─── PAGE EXTRACT ───

Manifesto for a Better World

I recently came across a manifesto I wrote when I stood for Parliament in 1983. At that time Britain was suffering the Thatcher era and enjoying a brief period of jingoism after victory in the South Atlantic war. Reading it through it struck me how little the world has progressed in the past thirty years, and just how little I would change if I had to write it again. The issues are as live today as they were then.

‘All over Europe, the international Green Movement is making a major impact and demonstrating the increasing need and support for a new approach to politics.

Britain’s Green Party, is fielding about 100 candidates in this election. We differ from the other parties in that we recognise the wastefulness and destructiveness of our present way of life, and seek to create a sustainable society in which stress, competition and materialism are replaced by a natural enjoyment of life for all.

The purpose of our economic policy is to provide an adequate, sustainable standard of living for all, ending indiscriminate economic growth and discouraging the squandering of irreplaceable resources: we would introduce a resource tax.

We believe in low-growth jobs and would encourage labour-intensive industries. More incentives would be given to re-use, repair and recycling – less to raw material- and fuel-hungry manufacturing processes. We urge massive expansion of home agriculture and investment in energy conservation.

Work should be fulfilling to the individual and beneficial to the community. People have a need for and a right to work, but in present circumstances the stigma should be taken out of unemployment; a basic and secure income needs to be provided for all by the community.

We would phase out nuclear power as quickly as possible. Instead, investment in energy conservation and research into renewable energy sources will balance our energy requirements and provide tens of thousands of new jobs.

Massive energy savings could be made by investing in more fuel-efficient modes of transport and planning facilities nearer to where people live, to reduce dependence on transport.

We would withdraw from the EEC, since membership is incompatible with a sustainable, self-sufficient economy. We would reduce our dependence on trade and the activities of multinationals would be checked.

The way to harmony lies through a more just sharing of the world’s resources. If we appear to threaten no-one, we are more likely to be left in peace. We support a professional defence force, strongly armed with conventional weapons and backed by comprehensive civil defence measures at home. Nuclear weapons are no defence and only make confrontation more likely. All foreign military bases here would be closed.

─── DATA SUPPLIED ───

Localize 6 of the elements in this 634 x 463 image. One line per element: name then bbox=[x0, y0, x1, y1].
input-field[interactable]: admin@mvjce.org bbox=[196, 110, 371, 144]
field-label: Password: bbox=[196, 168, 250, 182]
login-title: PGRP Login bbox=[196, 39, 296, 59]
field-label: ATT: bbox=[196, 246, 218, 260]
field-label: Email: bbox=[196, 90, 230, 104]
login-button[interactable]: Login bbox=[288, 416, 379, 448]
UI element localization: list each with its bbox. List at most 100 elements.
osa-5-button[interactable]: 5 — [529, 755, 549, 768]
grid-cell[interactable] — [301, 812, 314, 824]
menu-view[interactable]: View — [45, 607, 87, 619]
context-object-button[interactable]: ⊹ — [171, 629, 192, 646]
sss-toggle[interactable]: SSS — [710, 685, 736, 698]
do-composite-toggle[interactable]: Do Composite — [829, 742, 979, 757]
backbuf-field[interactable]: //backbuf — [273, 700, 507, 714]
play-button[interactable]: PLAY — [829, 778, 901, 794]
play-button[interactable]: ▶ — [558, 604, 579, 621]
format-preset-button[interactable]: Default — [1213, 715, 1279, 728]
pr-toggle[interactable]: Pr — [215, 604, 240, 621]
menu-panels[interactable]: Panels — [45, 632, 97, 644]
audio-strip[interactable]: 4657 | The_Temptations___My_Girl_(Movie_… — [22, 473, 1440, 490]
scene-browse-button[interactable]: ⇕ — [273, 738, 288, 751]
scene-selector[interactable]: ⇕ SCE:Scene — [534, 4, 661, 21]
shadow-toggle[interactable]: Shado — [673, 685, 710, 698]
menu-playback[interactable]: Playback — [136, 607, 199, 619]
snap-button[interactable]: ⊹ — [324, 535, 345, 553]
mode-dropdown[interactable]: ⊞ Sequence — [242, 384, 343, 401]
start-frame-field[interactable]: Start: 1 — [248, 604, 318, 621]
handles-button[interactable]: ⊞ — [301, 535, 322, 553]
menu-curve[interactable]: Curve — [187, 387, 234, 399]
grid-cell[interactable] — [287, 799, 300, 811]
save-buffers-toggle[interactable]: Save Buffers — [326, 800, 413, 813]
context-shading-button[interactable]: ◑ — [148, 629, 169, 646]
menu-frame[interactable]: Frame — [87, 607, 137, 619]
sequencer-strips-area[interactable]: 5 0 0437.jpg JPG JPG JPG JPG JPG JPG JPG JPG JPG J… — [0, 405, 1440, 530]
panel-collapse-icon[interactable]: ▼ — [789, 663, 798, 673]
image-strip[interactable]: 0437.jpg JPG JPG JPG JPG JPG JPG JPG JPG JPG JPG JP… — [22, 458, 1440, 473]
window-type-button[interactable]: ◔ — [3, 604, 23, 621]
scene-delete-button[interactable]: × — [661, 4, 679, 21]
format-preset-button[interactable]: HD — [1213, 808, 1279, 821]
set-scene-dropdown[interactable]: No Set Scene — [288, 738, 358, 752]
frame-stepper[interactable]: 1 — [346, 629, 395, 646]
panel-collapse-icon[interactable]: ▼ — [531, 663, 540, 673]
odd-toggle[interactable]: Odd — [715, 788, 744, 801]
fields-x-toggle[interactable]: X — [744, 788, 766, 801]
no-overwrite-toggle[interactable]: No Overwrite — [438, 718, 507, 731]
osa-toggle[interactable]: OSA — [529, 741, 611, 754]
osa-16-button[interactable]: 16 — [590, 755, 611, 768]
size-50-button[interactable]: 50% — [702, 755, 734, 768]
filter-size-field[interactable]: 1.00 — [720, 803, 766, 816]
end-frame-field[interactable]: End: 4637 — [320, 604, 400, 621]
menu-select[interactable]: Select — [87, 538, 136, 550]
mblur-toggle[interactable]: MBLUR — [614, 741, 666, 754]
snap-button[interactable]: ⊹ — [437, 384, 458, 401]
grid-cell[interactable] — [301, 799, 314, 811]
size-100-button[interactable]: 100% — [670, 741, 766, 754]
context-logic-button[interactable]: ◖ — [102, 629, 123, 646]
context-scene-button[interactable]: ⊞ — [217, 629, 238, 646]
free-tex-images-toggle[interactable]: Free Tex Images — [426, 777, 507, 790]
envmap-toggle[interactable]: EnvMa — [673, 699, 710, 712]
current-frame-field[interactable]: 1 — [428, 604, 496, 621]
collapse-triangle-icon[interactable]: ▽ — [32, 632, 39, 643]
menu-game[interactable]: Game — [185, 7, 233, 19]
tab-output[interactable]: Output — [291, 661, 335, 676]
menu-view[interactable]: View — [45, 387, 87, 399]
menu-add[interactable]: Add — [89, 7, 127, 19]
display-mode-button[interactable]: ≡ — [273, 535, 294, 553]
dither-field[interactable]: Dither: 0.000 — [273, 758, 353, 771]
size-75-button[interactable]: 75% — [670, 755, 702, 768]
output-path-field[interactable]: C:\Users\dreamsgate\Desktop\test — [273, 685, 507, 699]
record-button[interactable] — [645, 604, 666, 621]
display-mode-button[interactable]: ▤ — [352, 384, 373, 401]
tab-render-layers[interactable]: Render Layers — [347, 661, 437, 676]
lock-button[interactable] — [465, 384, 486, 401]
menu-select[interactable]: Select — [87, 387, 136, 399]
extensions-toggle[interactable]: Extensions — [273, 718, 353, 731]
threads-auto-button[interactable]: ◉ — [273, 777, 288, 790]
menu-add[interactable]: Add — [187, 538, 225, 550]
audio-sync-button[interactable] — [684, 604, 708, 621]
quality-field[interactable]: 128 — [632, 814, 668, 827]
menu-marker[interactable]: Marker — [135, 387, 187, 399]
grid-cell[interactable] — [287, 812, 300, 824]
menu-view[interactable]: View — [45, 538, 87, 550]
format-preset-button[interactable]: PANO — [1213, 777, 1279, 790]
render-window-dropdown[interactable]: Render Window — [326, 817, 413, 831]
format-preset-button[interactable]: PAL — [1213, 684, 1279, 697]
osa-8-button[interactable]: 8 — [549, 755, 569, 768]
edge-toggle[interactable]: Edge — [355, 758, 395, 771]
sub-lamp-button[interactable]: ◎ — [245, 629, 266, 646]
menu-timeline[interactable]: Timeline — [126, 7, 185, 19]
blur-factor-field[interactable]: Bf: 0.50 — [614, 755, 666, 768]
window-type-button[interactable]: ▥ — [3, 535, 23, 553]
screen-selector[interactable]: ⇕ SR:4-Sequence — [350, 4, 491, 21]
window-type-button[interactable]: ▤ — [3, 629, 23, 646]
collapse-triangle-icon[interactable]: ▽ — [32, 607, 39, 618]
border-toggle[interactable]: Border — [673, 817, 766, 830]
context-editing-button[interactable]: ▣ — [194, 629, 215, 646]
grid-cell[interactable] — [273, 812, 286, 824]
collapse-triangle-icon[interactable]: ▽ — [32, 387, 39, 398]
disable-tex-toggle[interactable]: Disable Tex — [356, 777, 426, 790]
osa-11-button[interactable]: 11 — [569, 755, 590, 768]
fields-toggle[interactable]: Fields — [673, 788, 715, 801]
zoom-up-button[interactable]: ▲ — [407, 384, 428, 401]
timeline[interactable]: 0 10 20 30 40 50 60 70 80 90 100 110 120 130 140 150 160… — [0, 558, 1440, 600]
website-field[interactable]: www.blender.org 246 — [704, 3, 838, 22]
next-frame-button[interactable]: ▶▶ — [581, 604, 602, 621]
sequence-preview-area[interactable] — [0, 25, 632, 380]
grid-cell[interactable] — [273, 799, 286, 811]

───

WORK TO BE COMPLETED: Carry on the 1983 Green Party election manifesto from its last sentence, "All foreign military bases here would be closed.", keeping its voice and first-person-plural stance.

RESULT FOR THIS EXERCISE:
Our attitude to the environment is uncompromising. Strict controls governing land, air and marine pollution would be enforced. The spread of concrete would be halted. Our investment in agriculture would promote organic, natural methods of crop raising, and the inhumane treatment of animals would be outlawed.

Our educational policy stresses comprehensive, co-educational schools controlled directly by the communities they serve and available to all. The curriculum needs to be broadened and to emphasise the fulfilment of each child’s potential in a non-competitive, non-exam-orientated way.

We support proportional representation; we would introduce a Bill of Rights and a Freedom of Information Act.

Finally, the most serious threat to world stability is our reliance on the resources of other countries. The conditions under which most of the world’s population live represent a scandal.  We would meet our obligations to the developing world fully, by means of more financial and appropriate technological aid, and more equitable trading arrangements.

It is important that everybody who supports our objectives stands up to be counted by voting Green on June 9th. This is the only genuine alternative to the destructive policies of all the other parties.’


Well, since 1983 the world has changed, the Soviet Union is no more, China is a force to be reckoned with and some of the developing countries are shaping up to be major economic powers. But one day, if we carry on as we are, Mother Earth will rid itself of the destructive beings that threaten its survival – us – and return to its natural state of balance and harmony.